─── EXERCISE INPUTS

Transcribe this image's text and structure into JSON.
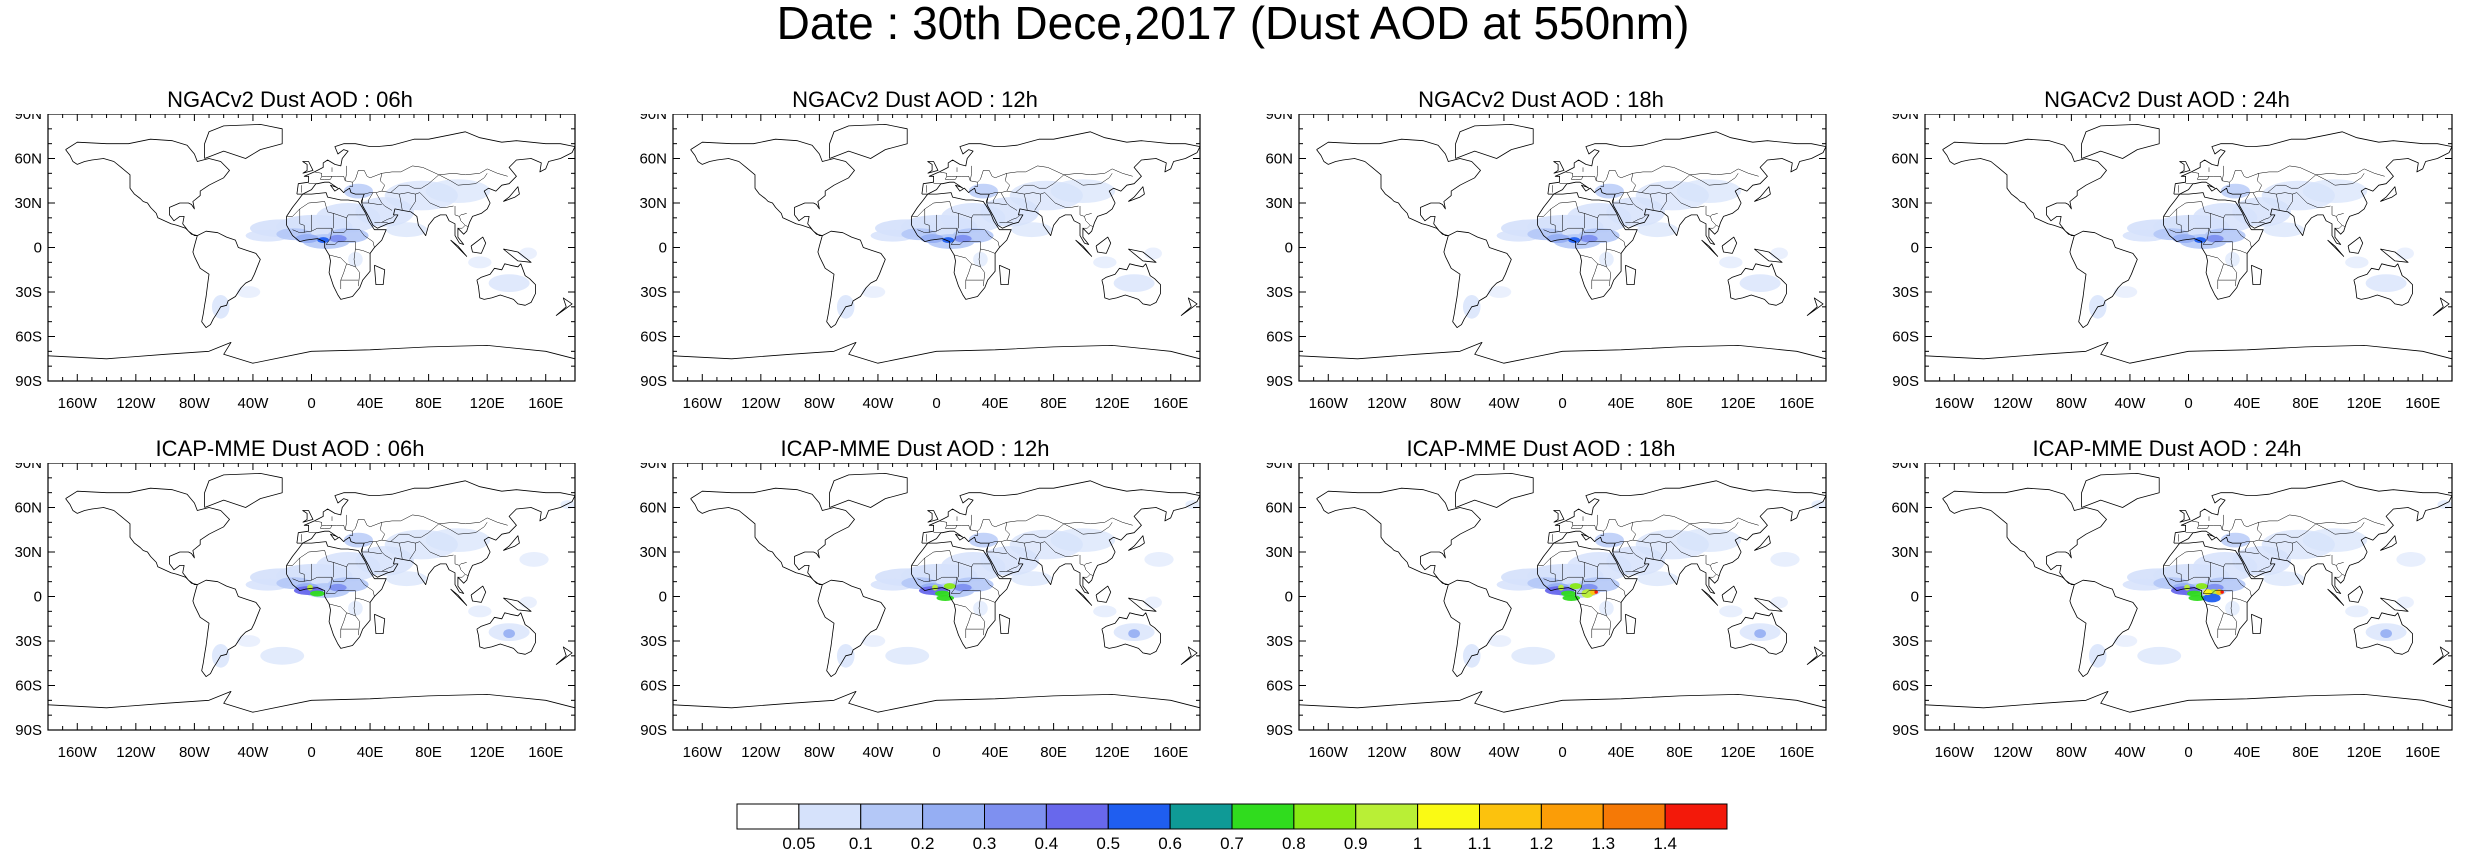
{
  "title": "Date : 30th Dece,2017 (Dust AOD at 550nm)",
  "lat_labels": [
    "90N",
    "60N",
    "30N",
    "0",
    "30S",
    "60S",
    "90S"
  ],
  "lon_labels": [
    "160W",
    "120W",
    "80W",
    "40W",
    "0",
    "40E",
    "80E",
    "120E",
    "160E"
  ],
  "panels": [
    {
      "title": "NGACv2 Dust AOD : 06h",
      "row": 0,
      "col": 0,
      "model": "NGACv2"
    },
    {
      "title": "NGACv2 Dust AOD : 12h",
      "row": 0,
      "col": 1,
      "model": "NGACv2"
    },
    {
      "title": "NGACv2 Dust AOD : 18h",
      "row": 0,
      "col": 2,
      "model": "NGACv2"
    },
    {
      "title": "NGACv2 Dust AOD : 24h",
      "row": 0,
      "col": 3,
      "model": "NGACv2"
    },
    {
      "title": "ICAP-MME Dust AOD : 06h",
      "row": 1,
      "col": 0,
      "model": "ICAP"
    },
    {
      "title": "ICAP-MME Dust AOD : 12h",
      "row": 1,
      "col": 1,
      "model": "ICAP"
    },
    {
      "title": "ICAP-MME Dust AOD : 18h",
      "row": 1,
      "col": 2,
      "model": "ICAP"
    },
    {
      "title": "ICAP-MME Dust AOD : 24h",
      "row": 1,
      "col": 3,
      "model": "ICAP"
    }
  ],
  "colorbar": {
    "labels": [
      "0.05",
      "0.1",
      "0.2",
      "0.3",
      "0.4",
      "0.5",
      "0.6",
      "0.7",
      "0.8",
      "0.9",
      "1",
      "1.1",
      "1.2",
      "1.3",
      "1.4"
    ],
    "colors": [
      "#ffffff",
      "#d6e2fb",
      "#b4c8f7",
      "#95aef3",
      "#7e90f0",
      "#6868ec",
      "#1f5ef0",
      "#0f9a96",
      "#30dc1e",
      "#88ea14",
      "#b9ef36",
      "#fafa14",
      "#fcc20d",
      "#fb9d07",
      "#f57906",
      "#f3190a"
    ]
  }
}
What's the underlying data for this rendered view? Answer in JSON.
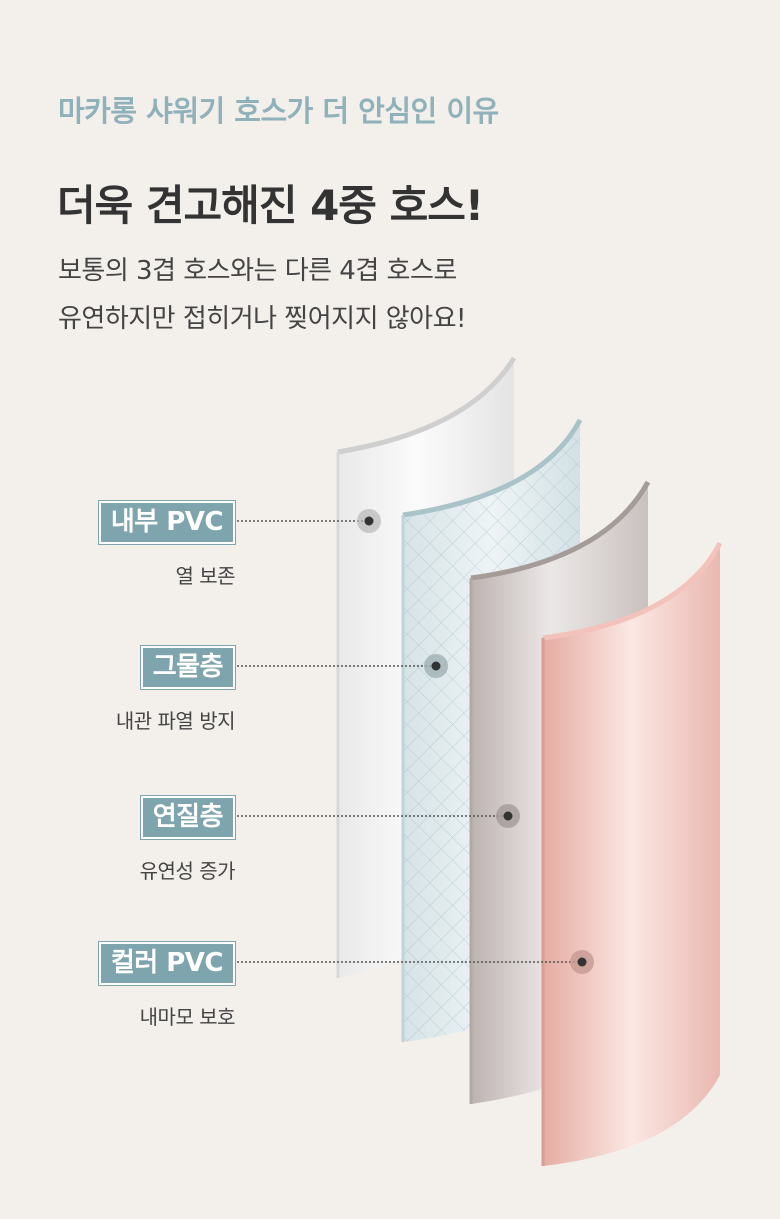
{
  "header": {
    "eyebrow": "마카롱 샤워기 호스가 더 안심인 이유",
    "headline": "더욱 견고해진 4중 호스!",
    "desc_line1": "보통의 3겹 호스와는 다른 4겹 호스로",
    "desc_line2": "유연하지만 접히거나 찢어지지 않아요!"
  },
  "layers": [
    {
      "tag": "내부 PVC",
      "desc": "열 보존"
    },
    {
      "tag": "그물층",
      "desc": "내관 파열 방지"
    },
    {
      "tag": "연질층",
      "desc": "유연성 증가"
    },
    {
      "tag": "컬러 PVC",
      "desc": "내마모 보호"
    }
  ],
  "colors": {
    "background": "#f3f0ec",
    "eyebrow": "#8fb1b9",
    "tag_bg": "#7ea4ae",
    "layer_inner_pvc": "#f2f2f2",
    "layer_mesh": "#dbe7eb",
    "layer_soft": "#cfc8c6",
    "layer_color_pvc": "#f2cfc8"
  }
}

──────

§ **TASK GOAL**: Starting at the line that contains "What's the underlying", write out every line through the final line of the entries, word for word; skip any pictures.

§ **SOLUTION TO THIS TASK**:
What's the underlying data for this rendered view? Answer in JSON.
{
  "header": {
    "eyebrow": "마카롱 샤워기 호스가 더 안심인 이유",
    "headline": "더욱 견고해진 4중 호스!",
    "desc_line1": "보통의 3겹 호스와는 다른 4겹 호스로",
    "desc_line2": "유연하지만 접히거나 찢어지지 않아요!"
  },
  "layers": [
    {
      "tag": "내부 PVC",
      "desc": "열 보존"
    },
    {
      "tag": "그물층",
      "desc": "내관 파열 방지"
    },
    {
      "tag": "연질층",
      "desc": "유연성 증가"
    },
    {
      "tag": "컬러 PVC",
      "desc": "내마모 보호"
    }
  ],
  "colors": {
    "background": "#f3f0ec",
    "eyebrow": "#8fb1b9",
    "tag_bg": "#7ea4ae",
    "layer_inner_pvc": "#f2f2f2",
    "layer_mesh": "#dbe7eb",
    "layer_soft": "#cfc8c6",
    "layer_color_pvc": "#f2cfc8"
  }
}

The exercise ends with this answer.